PROBLEM DESCRIPTION: In the listing below, find every line with the string "copy" and pull it out.

INFORMATION PROVIDED:
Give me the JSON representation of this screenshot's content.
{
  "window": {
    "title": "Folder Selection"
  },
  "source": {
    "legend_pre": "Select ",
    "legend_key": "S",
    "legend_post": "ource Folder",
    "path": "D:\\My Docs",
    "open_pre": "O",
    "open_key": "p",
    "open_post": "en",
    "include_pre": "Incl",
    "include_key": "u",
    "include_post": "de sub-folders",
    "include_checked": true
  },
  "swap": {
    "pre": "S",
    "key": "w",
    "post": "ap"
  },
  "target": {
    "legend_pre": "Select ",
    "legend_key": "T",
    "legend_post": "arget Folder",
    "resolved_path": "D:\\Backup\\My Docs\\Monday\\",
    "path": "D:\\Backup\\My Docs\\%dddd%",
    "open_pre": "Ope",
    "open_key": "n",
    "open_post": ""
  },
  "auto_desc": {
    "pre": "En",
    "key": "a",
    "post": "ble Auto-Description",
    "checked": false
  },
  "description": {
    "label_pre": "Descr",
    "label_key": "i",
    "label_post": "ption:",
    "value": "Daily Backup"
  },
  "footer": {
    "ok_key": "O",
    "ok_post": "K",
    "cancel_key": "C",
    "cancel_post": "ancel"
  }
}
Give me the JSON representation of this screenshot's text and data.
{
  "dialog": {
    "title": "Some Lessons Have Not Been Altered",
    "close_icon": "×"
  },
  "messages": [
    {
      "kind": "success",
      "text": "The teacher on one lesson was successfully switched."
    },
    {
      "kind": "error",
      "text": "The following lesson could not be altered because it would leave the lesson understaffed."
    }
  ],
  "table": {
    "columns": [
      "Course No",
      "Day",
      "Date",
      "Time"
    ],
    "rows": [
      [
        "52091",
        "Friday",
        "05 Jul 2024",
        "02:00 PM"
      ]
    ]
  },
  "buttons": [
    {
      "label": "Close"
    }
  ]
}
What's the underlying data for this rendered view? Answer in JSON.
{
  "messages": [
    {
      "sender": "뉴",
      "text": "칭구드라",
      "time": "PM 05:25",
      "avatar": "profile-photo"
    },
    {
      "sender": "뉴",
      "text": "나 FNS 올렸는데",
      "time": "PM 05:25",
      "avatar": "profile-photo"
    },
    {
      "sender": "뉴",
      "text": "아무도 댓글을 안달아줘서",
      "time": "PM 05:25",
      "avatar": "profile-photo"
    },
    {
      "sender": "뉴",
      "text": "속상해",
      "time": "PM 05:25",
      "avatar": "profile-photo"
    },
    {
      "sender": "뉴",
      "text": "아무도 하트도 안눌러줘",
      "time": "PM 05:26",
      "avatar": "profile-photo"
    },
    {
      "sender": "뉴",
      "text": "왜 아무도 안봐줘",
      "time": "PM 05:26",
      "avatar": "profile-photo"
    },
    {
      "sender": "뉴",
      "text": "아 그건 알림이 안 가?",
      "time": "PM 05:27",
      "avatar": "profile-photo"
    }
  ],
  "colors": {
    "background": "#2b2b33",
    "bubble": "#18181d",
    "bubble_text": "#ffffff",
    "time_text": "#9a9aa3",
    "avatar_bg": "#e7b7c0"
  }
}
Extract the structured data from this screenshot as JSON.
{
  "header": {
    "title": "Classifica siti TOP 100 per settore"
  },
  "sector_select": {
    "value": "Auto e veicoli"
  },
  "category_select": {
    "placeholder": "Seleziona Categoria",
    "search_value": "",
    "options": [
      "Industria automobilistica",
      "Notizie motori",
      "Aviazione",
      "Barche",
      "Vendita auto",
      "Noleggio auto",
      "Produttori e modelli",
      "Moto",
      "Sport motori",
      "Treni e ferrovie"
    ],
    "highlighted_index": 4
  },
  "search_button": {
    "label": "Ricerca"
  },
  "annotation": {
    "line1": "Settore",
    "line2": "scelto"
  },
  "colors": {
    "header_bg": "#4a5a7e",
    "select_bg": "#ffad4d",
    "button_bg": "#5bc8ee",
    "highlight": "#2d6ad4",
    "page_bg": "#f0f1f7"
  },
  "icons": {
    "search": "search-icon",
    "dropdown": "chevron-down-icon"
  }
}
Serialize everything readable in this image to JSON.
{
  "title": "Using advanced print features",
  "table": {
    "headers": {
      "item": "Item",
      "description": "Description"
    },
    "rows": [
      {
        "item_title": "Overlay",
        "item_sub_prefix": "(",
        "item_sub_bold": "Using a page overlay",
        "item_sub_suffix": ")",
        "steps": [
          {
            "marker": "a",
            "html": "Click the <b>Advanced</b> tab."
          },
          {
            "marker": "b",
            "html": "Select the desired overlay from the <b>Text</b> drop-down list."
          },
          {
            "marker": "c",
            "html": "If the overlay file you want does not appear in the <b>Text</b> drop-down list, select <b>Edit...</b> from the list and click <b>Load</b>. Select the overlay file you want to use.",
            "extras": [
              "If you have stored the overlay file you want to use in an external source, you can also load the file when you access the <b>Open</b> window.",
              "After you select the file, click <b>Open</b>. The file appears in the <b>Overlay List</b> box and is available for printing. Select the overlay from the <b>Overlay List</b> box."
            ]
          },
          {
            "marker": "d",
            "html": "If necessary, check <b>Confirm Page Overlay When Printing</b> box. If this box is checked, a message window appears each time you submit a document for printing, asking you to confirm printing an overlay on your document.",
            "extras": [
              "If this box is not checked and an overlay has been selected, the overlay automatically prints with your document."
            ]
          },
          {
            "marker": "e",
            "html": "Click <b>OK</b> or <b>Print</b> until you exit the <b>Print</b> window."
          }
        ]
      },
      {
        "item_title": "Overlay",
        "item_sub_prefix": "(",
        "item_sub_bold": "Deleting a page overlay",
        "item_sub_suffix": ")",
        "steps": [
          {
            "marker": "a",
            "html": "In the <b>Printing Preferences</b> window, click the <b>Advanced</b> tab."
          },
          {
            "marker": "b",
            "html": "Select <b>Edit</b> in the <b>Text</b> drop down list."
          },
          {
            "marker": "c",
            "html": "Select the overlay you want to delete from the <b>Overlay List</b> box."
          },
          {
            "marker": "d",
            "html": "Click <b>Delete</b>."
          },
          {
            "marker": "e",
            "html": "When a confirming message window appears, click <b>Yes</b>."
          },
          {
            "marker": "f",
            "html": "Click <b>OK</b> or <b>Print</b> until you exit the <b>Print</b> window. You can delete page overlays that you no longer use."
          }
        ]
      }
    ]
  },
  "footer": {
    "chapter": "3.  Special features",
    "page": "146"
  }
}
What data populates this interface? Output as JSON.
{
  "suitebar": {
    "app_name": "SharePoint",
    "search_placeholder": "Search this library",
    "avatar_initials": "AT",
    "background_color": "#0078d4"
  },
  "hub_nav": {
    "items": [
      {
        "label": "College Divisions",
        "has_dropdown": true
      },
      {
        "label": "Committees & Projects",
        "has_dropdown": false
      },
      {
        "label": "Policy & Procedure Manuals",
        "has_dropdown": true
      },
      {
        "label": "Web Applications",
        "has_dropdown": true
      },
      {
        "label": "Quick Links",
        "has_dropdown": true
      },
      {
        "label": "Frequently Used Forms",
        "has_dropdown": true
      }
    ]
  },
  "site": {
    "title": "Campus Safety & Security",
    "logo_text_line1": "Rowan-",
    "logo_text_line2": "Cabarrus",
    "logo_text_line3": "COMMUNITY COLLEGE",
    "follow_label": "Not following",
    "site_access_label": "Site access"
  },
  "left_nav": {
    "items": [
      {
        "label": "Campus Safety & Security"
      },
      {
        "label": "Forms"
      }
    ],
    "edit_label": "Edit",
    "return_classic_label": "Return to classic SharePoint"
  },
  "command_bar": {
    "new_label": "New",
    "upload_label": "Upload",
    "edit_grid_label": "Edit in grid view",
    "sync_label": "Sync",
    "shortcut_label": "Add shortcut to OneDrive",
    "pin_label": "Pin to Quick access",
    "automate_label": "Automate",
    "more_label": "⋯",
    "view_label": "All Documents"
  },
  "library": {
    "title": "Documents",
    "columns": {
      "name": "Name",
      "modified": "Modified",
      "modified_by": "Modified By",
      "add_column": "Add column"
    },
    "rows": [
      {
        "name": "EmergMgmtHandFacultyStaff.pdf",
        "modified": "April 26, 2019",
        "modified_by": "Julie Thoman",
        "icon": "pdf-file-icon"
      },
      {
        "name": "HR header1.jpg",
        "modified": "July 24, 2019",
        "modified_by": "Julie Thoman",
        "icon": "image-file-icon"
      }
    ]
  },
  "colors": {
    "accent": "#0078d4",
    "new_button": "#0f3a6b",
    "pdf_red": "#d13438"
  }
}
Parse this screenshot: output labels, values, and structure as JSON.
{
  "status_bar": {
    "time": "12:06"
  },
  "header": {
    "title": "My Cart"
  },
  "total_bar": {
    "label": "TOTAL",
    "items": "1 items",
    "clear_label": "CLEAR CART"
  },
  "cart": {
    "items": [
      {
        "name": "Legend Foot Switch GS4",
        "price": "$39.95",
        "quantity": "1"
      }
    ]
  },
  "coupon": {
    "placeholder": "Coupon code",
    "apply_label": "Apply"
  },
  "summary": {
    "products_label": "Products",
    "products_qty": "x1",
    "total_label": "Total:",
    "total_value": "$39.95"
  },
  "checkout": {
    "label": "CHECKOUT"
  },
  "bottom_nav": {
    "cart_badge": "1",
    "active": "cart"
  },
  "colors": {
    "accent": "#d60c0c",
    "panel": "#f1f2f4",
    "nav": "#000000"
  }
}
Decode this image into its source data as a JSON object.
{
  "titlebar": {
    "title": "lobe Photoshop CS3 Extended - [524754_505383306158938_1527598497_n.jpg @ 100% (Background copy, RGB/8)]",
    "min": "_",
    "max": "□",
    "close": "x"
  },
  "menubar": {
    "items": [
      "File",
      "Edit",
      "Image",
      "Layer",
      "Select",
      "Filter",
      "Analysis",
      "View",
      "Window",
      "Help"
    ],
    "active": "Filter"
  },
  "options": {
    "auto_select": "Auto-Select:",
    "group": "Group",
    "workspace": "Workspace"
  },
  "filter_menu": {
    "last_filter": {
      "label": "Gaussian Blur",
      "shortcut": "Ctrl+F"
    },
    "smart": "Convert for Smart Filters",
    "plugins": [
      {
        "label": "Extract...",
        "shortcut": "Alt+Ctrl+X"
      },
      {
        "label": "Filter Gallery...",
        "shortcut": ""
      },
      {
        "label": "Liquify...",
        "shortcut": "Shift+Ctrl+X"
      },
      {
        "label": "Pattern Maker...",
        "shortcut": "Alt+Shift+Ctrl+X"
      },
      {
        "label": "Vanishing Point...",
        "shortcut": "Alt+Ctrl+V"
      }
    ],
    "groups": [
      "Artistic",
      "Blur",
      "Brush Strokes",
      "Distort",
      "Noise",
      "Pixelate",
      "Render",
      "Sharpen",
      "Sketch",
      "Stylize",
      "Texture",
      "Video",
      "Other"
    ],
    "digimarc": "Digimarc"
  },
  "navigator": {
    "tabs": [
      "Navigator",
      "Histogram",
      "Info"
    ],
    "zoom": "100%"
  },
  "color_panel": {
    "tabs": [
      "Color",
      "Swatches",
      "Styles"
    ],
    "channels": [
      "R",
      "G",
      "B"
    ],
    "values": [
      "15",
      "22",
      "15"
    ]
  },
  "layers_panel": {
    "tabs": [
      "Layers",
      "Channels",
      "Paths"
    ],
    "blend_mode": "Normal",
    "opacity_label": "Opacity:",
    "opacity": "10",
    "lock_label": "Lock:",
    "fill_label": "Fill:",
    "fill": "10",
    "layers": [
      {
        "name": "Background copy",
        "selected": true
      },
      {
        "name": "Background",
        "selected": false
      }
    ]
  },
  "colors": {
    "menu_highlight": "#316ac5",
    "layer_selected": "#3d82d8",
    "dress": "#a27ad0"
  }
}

ANSWER TO THE PROBLEM:
    "title": "lobe Photoshop CS3 Extended - [524754_505383306158938_1527598497_n.jpg @ 100% (Background copy, RGB/8)]",
        "name": "Background copy",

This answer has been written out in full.